Written exercise A:
Answer these questions from the forum thread about roots torn during transplanting:
(i) What size of grow bags did ruufuus move the plants into?
(ii) On what plants does ozzydiodude say he cuts the roots?
(iii) According to dman1234, what do some people do to roots during transplant?
Written exercise B: Translate this sentence from the forum thread about roots torn during transplanting into Spanish: "They are our children and you know how protective we can be over our kids"
Written exercise C: Write the next part of the forum thread about roots torn during transplanting, starting after its final line.

____ Text provided

# i broke off some roots transplanting =[



## ruufuus (Dec 10, 2011)

hey guys, i just transplanted a few of my plants to 3 gallon grow bags, and one of had more roots than i expected, long story short while transplanting it i tore some of it roots, its only a few weeks old, and it had plenty of roots left even after i broke some off, but is this going to cause noticable slowing in growth?  also i fed it some nutrient solution in hopes that it would keep it from getting to pissed off at  me. 

PS. this post isnt very sophisticated, as i just woke up and my brain juices arent flowing just yet, but im sure you all understand the question.  thanks in advance


----------



## ozzydiodude (Dec 10, 2011)

They will be fine the roots will just start growing new roots.


----------



## dman1234 (Dec 10, 2011)

it will prob be okay, but only time will tell, some ppl prune roots a bit during transplant.


----------



## ruufuus (Dec 10, 2011)

good to hear.  i felt really bad, like in the sense that the plant was a person and i had just hurt it=[.  its weird the connection some people have with they're plants


----------



## ozzydiodude (Dec 10, 2011)

They are our children and you know how protective we can be over our kids


----------



## ruufuus (Dec 10, 2011)

i just transplanted them last night, and i havent been to the garden yet today.  but im very hopeful, my main concern is that the poor gal will get droopy and her growth will slow for a while.


----------



## ozzydiodude (Dec 10, 2011)

there might be a slowing down of the growth while the roots heal and start regrowing, but other than that you should be fine. I cut the roots on my bonsais and never have a problem


----------



## pcduck (Dec 10, 2011)

________
____ Material supplied

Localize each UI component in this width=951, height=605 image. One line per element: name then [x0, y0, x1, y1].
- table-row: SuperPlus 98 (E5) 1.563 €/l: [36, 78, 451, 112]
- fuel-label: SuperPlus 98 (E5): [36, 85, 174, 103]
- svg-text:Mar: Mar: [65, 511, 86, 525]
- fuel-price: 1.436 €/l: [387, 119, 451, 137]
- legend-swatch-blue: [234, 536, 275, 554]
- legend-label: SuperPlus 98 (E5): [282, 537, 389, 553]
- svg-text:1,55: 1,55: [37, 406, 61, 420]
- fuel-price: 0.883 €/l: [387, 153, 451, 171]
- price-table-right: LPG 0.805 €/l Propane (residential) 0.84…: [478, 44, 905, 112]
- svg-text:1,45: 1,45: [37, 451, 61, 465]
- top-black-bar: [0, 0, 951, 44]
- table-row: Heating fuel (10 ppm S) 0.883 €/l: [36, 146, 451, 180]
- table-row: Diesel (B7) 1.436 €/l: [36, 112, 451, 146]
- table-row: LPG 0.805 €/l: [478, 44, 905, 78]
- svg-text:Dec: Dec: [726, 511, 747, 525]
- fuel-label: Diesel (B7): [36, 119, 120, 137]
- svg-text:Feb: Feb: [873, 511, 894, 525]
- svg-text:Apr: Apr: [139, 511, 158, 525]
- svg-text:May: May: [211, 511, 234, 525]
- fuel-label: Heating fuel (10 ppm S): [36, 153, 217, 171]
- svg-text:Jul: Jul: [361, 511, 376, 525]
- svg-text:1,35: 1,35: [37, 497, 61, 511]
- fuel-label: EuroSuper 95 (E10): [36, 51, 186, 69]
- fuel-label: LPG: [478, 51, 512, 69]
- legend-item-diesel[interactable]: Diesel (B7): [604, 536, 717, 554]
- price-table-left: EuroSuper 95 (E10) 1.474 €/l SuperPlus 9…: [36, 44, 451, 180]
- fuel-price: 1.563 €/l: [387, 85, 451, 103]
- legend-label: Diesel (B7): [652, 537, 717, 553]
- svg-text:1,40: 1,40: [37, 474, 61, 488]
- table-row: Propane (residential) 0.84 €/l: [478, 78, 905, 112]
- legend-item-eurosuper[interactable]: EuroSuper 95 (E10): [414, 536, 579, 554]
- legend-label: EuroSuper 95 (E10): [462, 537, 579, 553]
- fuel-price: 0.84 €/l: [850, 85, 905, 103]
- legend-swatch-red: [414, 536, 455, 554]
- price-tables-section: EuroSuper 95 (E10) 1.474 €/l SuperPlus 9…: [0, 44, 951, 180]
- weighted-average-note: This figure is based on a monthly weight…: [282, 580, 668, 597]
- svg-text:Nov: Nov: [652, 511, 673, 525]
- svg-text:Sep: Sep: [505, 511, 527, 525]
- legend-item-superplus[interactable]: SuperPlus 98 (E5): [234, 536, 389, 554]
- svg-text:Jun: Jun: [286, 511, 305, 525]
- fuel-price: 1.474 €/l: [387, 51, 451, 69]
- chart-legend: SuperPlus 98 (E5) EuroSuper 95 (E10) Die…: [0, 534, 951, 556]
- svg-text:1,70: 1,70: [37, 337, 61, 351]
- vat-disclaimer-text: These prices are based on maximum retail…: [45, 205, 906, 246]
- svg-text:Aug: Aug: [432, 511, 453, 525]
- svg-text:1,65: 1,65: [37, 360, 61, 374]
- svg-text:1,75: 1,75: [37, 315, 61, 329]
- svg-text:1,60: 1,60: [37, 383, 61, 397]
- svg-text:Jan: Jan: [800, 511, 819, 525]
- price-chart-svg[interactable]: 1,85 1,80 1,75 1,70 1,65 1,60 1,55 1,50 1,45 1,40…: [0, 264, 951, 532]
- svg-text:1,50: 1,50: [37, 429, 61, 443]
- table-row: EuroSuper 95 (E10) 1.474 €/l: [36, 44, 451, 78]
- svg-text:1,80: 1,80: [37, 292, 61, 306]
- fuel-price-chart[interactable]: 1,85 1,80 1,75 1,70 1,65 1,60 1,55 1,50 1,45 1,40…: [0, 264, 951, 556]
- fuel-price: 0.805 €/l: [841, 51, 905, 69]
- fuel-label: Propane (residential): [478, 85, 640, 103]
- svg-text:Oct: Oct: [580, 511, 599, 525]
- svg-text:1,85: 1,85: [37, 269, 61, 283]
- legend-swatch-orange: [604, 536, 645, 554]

________

Expected answer A:
(i) 3 gallon grow bags
(ii) His bonsais
(iii) They prune the roots a bit.

Expected answer B: Son nuestros hijos y ya sabes lo protectores que podemos ser con nuestros niños.

Expected answer C:
Yeah you should be fine as long as it is not drooping. Top growth my slow down but the roots will be growing to fill their new home.


----------



## ruufuus (Dec 10, 2011)

i just got back from the grow lab, and she is looking just as happy as ever.

i have a grow journal, but i am having difficulty posting up the pictures, but i will keep taking photos, and once i get the hang of resizing them and posting them, i will have some lovely pics for you all to see

edit:  i think it was a bit hasty of me to transplant so early, and i kind of regret now, as the plants would have grown plenty bigger in the pots i had them in.  and soaking the coco bricks and mixing the perlite and vermiculite proved to be a long, stressful task, and i still have 7 plants to transplant.  this grow was kind of spur of the moment, and am still a bit unprepared, but im hopeful that i will make it to harvest with little issue, and will have my veg/ flower rooms going continuously within 4 months.  =]


----------



## ozzydiodude (Dec 10, 2011)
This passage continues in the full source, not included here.